▶ **SECCIÓN DE DATOS**
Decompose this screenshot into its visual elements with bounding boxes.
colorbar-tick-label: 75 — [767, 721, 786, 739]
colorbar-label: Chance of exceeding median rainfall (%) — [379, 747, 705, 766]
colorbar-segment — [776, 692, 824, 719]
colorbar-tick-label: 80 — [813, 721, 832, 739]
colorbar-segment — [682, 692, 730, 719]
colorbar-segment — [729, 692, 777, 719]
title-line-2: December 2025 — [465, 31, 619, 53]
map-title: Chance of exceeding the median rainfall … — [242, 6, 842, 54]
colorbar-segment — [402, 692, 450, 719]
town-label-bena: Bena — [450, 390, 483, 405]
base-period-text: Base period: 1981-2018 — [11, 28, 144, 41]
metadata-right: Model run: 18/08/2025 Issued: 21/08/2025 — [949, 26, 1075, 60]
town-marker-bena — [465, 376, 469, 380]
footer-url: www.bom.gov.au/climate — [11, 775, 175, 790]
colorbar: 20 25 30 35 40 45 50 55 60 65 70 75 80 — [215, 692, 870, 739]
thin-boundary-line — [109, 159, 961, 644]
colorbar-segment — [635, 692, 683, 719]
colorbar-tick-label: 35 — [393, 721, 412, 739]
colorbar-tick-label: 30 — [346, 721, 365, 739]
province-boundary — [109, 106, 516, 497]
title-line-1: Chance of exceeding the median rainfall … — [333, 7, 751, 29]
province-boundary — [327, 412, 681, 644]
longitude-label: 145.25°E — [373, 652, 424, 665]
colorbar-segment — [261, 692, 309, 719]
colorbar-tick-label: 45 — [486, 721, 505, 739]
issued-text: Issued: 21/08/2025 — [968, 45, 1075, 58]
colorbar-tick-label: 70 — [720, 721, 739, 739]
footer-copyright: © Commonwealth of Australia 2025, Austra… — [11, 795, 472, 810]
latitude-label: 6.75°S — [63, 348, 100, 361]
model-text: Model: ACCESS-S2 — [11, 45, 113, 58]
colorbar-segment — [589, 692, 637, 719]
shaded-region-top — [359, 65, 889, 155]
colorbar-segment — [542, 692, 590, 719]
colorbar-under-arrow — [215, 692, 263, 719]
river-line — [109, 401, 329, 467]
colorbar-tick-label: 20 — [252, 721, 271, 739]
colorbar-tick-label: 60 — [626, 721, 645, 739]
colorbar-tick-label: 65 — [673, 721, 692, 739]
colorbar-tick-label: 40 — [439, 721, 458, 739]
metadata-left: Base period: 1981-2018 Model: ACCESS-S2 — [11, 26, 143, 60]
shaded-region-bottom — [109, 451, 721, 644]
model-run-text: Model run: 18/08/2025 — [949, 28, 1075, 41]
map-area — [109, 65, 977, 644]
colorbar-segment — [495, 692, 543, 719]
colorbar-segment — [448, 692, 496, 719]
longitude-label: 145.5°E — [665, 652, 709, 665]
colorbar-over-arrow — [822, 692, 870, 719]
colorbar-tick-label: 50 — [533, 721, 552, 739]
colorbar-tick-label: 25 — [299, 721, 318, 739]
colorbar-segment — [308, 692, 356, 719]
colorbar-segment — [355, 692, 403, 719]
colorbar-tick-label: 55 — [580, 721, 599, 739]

▶ **OBJETIVO**
Transcriba sin cambios las líneas de los registros, comenzando por el inicio de estos y terminando en la línea que contiene "colorbar-segment — [729, 692, 777, 719]", ambas incluidas.

▶ **RESULTADO FINAL**
Decompose this screenshot into its visual elements with bounding boxes.
colorbar-tick-label: 75 — [767, 721, 786, 739]
colorbar-label: Chance of exceeding median rainfall (%) — [379, 747, 705, 766]
colorbar-segment — [776, 692, 824, 719]
colorbar-tick-label: 80 — [813, 721, 832, 739]
colorbar-segment — [682, 692, 730, 719]
colorbar-segment — [729, 692, 777, 719]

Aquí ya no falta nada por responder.